> **Exercise aim**
Print the data exactly, leaving nothing out.

::::

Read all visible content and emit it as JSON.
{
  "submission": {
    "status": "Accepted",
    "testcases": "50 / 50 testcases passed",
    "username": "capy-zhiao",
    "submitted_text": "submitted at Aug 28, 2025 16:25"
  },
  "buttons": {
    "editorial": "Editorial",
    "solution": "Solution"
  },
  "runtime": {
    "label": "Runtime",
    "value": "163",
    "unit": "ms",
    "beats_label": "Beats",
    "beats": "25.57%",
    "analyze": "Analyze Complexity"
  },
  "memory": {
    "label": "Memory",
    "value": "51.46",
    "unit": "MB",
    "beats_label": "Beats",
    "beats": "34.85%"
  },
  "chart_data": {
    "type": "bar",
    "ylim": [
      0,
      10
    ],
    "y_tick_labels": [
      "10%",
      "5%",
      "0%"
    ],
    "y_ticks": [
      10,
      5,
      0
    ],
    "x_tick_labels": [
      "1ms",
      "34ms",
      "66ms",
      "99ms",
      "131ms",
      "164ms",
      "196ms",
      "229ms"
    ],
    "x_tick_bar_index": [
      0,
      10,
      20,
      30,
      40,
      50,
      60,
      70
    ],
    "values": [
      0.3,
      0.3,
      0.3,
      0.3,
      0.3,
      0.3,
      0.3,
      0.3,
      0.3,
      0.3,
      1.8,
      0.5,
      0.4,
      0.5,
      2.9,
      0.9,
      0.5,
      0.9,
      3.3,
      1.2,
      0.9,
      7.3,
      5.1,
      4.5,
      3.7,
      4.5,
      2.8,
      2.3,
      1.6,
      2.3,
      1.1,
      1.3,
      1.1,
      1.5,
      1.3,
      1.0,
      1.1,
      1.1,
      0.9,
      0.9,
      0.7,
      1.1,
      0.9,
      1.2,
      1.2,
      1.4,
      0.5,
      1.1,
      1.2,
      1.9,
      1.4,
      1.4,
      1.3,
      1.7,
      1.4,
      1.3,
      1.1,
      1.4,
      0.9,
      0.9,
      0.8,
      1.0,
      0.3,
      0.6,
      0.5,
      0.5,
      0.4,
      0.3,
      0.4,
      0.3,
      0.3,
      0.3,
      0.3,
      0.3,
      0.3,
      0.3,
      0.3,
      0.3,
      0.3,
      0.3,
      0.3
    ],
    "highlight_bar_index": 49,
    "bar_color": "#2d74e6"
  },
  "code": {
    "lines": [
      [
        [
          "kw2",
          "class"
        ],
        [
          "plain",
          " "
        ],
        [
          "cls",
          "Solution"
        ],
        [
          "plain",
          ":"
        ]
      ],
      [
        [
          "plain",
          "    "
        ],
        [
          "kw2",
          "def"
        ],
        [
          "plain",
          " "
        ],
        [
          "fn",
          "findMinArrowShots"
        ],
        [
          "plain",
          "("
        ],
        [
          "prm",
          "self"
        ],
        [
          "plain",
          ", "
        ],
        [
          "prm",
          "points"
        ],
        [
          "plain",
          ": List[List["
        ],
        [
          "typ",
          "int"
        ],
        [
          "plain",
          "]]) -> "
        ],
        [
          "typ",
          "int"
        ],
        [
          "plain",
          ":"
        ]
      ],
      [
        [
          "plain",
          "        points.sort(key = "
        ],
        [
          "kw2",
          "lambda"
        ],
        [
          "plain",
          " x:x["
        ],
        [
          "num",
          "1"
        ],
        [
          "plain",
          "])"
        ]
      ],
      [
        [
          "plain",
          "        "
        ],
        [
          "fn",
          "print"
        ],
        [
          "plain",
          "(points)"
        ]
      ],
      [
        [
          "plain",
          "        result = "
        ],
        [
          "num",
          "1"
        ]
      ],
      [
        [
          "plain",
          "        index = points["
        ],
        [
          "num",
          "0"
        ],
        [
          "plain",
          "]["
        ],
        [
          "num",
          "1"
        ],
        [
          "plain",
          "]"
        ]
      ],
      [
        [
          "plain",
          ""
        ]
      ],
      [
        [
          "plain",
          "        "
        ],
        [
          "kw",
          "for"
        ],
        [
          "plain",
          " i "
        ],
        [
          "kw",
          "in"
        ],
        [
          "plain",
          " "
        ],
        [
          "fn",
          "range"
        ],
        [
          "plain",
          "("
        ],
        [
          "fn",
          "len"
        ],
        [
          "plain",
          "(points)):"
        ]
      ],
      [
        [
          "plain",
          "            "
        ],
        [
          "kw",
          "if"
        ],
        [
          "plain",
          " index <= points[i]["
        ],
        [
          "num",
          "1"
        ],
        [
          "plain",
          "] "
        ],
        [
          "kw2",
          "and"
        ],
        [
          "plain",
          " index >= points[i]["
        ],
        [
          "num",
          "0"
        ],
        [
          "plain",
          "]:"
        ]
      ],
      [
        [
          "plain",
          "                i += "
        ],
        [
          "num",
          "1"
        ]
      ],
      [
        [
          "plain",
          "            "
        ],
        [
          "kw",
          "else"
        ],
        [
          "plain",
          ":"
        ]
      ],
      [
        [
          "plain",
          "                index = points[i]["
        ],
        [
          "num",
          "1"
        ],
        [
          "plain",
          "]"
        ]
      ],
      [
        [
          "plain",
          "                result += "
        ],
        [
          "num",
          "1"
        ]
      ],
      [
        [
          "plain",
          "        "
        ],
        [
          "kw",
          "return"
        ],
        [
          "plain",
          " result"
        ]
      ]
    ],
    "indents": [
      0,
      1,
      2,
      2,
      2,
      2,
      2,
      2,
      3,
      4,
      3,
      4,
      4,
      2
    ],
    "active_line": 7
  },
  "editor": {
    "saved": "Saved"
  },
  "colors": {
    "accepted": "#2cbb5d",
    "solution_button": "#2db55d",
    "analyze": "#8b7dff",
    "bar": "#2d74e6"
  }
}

::::

> **Response to this task**
Read all visible content and emit it as JSON.
{
  "submission": {
    "status": "Accepted",
    "testcases": "50 / 50 testcases passed",
    "username": "capy-zhiao",
    "submitted_text": "submitted at Aug 28, 2025 16:25"
  },
  "buttons": {
    "editorial": "Editorial",
    "solution": "Solution"
  },
  "runtime": {
    "label": "Runtime",
    "value": "163",
    "unit": "ms",
    "beats_label": "Beats",
    "beats": "25.57%",
    "analyze": "Analyze Complexity"
  },
  "memory": {
    "label": "Memory",
    "value": "51.46",
    "unit": "MB",
    "beats_label": "Beats",
    "beats": "34.85%"
  },
  "chart_data": {
    "type": "bar",
    "ylim": [
      0,
      10
    ],
    "y_tick_labels": [
      "10%",
      "5%",
      "0%"
    ],
    "y_ticks": [
      10,
      5,
      0
    ],
    "x_tick_labels": [
      "1ms",
      "34ms",
      "66ms",
      "99ms",
      "131ms",
      "164ms",
      "196ms",
      "229ms"
    ],
    "x_tick_bar_index": [
      0,
      10,
      20,
      30,
      40,
      50,
      60,
      70
    ],
    "values": [
      0.3,
      0.3,
      0.3,
      0.3,
      0.3,
      0.3,
      0.3,
      0.3,
      0.3,
      0.3,
      1.8,
      0.5,
      0.4,
      0.5,
      2.9,
      0.9,
      0.5,
      0.9,
      3.3,
      1.2,
      0.9,
      7.3,
      5.1,
      4.5,
      3.7,
      4.5,
      2.8,
      2.3,
      1.6,
      2.3,
      1.1,
      1.3,
      1.1,
      1.5,
      1.3,
      1.0,
      1.1,
      1.1,
      0.9,
      0.9,
      0.7,
      1.1,
      0.9,
      1.2,
      1.2,
      1.4,
      0.5,
      1.1,
      1.2,
      1.9,
      1.4,
      1.4,
      1.3,
      1.7,
      1.4,
      1.3,
      1.1,
      1.4,
      0.9,
      0.9,
      0.8,
      1.0,
      0.3,
      0.6,
      0.5,
      0.5,
      0.4,
      0.3,
      0.4,
      0.3,
      0.3,
      0.3,
      0.3,
      0.3,
      0.3,
      0.3,
      0.3,
      0.3,
      0.3,
      0.3,
      0.3
    ],
    "highlight_bar_index": 49,
    "bar_color": "#2d74e6"
  },
  "code": {
    "lines": [
      [
        [
          "kw2",
          "class"
        ],
        [
          "plain",
          " "
        ],
        [
          "cls",
          "Solution"
        ],
        [
          "plain",
          ":"
        ]
      ],
      [
        [
          "plain",
          "    "
        ],
        [
          "kw2",
          "def"
        ],
        [
          "plain",
          " "
        ],
        [
          "fn",
          "findMinArrowShots"
        ],
        [
          "plain",
          "("
        ],
        [
          "prm",
          "self"
        ],
        [
          "plain",
          ", "
        ],
        [
          "prm",
          "points"
        ],
        [
          "plain",
          ": List[List["
        ],
        [
          "typ",
          "int"
        ],
        [
          "plain",
          "]]) -> "
        ],
        [
          "typ",
          "int"
        ],
        [
          "plain",
          ":"
        ]
      ],
      [
        [
          "plain",
          "        points.sort(key = "
        ],
        [
          "kw2",
          "lambda"
        ],
        [
          "plain",
          " x:x["
        ],
        [
          "num",
          "1"
        ],
        [
          "plain",
          "])"
        ]
      ],
      [
        [
          "plain",
          "        "
        ],
        [
          "fn",
          "print"
        ],
        [
          "plain",
          "(points)"
        ]
      ],
      [
        [
          "plain",
          "        result = "
        ],
        [
          "num",
          "1"
        ]
      ],
      [
        [
          "plain",
          "        index = points["
        ],
        [
          "num",
          "0"
        ],
        [
          "plain",
          "]["
        ],
        [
          "num",
          "1"
        ],
        [
          "plain",
          "]"
        ]
      ],
      [
        [
          "plain",
          ""
        ]
      ],
      [
        [
          "plain",
          "        "
        ],
        [
          "kw",
          "for"
        ],
        [
          "plain",
          " i "
        ],
        [
          "kw",
          "in"
        ],
        [
          "plain",
          " "
        ],
        [
          "fn",
          "range"
        ],
        [
          "plain",
          "("
        ],
        [
          "fn",
          "len"
        ],
        [
          "plain",
          "(points)):"
        ]
      ],
      [
        [
          "plain",
          "            "
        ],
        [
          "kw",
          "if"
        ],
        [
          "plain",
          " index <= points[i]["
        ],
        [
          "num",
          "1"
        ],
        [
          "plain",
          "] "
        ],
        [
          "kw2",
          "and"
        ],
        [
          "plain",
          " index >= points[i]["
        ],
        [
          "num",
          "0"
        ],
        [
          "plain",
          "]:"
        ]
      ],
      [
        [
          "plain",
          "                i += "
        ],
        [
          "num",
          "1"
        ]
      ],
      [
        [
          "plain",
          "            "
        ],
        [
          "kw",
          "else"
        ],
        [
          "plain",
          ":"
        ]
      ],
      [
        [
          "plain",
          "                index = points[i]["
        ],
        [
          "num",
          "1"
        ],
        [
          "plain",
          "]"
        ]
      ],
      [
        [
          "plain",
          "                result += "
        ],
        [
          "num",
          "1"
        ]
      ],
      [
        [
          "plain",
          "        "
        ],
        [
          "kw",
          "return"
        ],
        [
          "plain",
          " result"
        ]
      ]
    ],
    "indents": [
      0,
      1,
      2,
      2,
      2,
      2,
      2,
      2,
      3,
      4,
      3,
      4,
      4,
      2
    ],
    "active_line": 7
  },
  "editor": {
    "saved": "Saved"
  },
  "colors": {
    "accepted": "#2cbb5d",
    "solution_button": "#2db55d",
    "analyze": "#8b7dff",
    "bar": "#2d74e6"
  }
}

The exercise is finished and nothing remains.